SET TASK: Wherever the string "Inventory" occurs in a line of these records, report that line.

Chart and figure data:
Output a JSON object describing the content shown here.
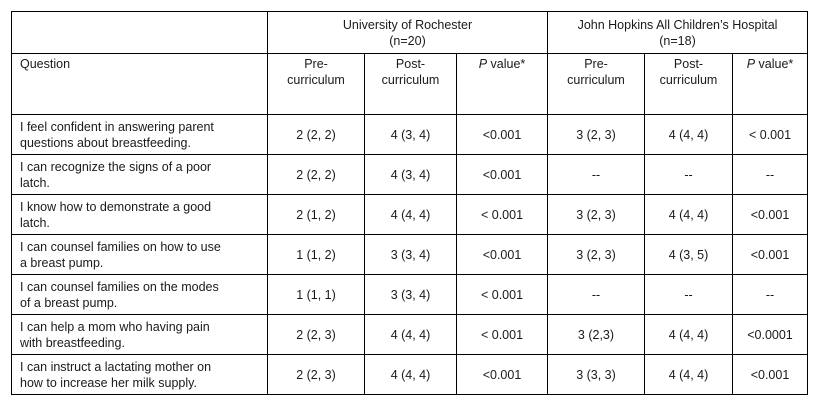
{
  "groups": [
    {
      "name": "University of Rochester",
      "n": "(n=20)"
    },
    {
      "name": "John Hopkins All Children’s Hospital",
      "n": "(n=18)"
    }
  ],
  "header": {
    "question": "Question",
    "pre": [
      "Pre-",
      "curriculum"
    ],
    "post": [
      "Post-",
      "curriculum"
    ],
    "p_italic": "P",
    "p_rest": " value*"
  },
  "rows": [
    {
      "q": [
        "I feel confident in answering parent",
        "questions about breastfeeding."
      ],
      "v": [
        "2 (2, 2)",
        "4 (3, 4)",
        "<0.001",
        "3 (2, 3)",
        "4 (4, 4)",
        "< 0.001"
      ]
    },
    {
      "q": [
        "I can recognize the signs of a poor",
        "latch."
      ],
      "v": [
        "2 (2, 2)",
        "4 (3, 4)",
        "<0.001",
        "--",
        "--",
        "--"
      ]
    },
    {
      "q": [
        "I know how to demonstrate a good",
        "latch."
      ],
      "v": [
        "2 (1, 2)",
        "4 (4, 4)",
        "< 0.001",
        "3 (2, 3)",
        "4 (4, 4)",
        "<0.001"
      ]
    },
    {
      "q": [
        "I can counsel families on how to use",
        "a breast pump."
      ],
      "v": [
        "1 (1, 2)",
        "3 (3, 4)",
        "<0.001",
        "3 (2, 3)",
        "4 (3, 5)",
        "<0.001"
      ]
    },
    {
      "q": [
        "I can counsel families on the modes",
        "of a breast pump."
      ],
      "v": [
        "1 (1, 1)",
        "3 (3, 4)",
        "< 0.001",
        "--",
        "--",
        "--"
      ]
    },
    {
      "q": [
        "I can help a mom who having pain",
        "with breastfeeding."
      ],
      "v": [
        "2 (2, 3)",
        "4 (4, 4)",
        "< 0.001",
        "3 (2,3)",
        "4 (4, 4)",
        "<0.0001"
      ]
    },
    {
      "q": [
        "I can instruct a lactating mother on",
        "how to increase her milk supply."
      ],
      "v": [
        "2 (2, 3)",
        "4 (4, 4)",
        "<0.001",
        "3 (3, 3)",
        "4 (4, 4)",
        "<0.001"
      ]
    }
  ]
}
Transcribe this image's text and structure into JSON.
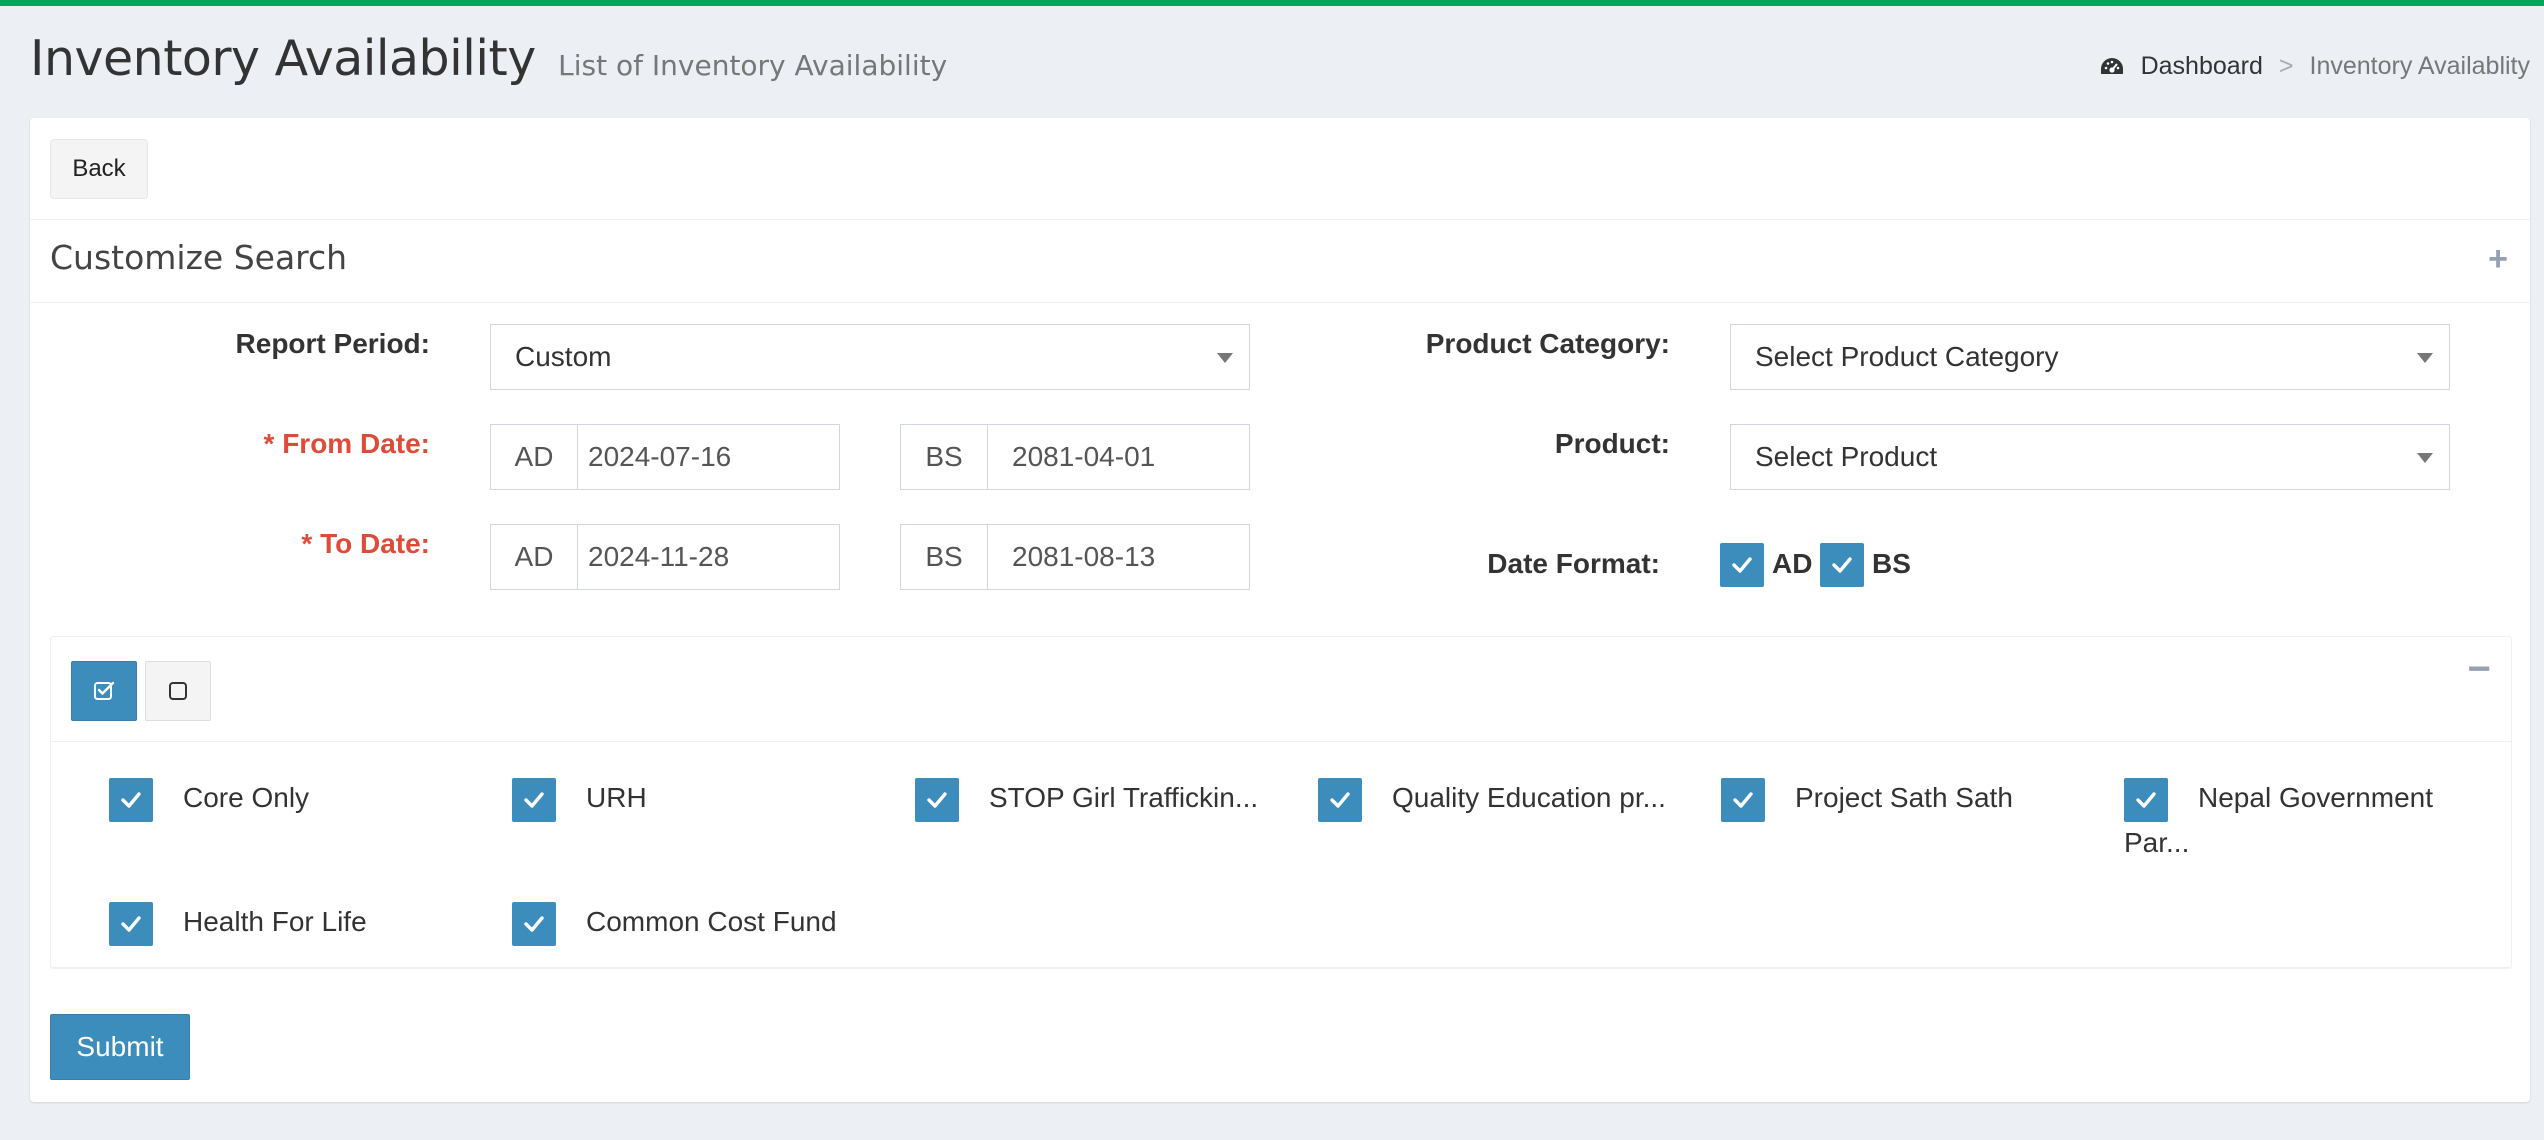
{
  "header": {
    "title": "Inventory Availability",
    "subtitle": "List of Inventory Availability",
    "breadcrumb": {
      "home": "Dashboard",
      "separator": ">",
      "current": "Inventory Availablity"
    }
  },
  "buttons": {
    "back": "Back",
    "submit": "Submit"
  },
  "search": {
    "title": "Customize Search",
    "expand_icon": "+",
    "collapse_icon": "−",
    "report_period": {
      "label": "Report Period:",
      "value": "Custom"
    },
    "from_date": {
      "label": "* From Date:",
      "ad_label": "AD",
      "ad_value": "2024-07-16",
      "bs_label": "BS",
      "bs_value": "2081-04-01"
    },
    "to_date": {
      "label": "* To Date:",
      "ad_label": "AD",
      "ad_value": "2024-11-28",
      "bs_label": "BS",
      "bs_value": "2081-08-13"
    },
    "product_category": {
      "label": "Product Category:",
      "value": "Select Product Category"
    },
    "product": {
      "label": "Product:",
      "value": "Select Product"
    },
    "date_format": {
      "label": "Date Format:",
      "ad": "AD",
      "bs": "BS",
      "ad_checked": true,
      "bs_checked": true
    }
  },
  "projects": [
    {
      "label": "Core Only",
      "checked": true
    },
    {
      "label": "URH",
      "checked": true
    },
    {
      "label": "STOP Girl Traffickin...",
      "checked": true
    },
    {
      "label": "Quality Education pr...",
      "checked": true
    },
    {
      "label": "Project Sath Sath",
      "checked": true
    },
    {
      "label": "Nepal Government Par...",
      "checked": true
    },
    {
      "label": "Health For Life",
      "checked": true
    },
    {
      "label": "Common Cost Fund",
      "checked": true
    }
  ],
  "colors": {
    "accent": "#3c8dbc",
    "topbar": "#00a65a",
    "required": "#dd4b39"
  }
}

THE RESPONSE:
    "title": "Inventory Availability",
    "subtitle": "List of Inventory Availability",
      "current": "Inventory Availablity"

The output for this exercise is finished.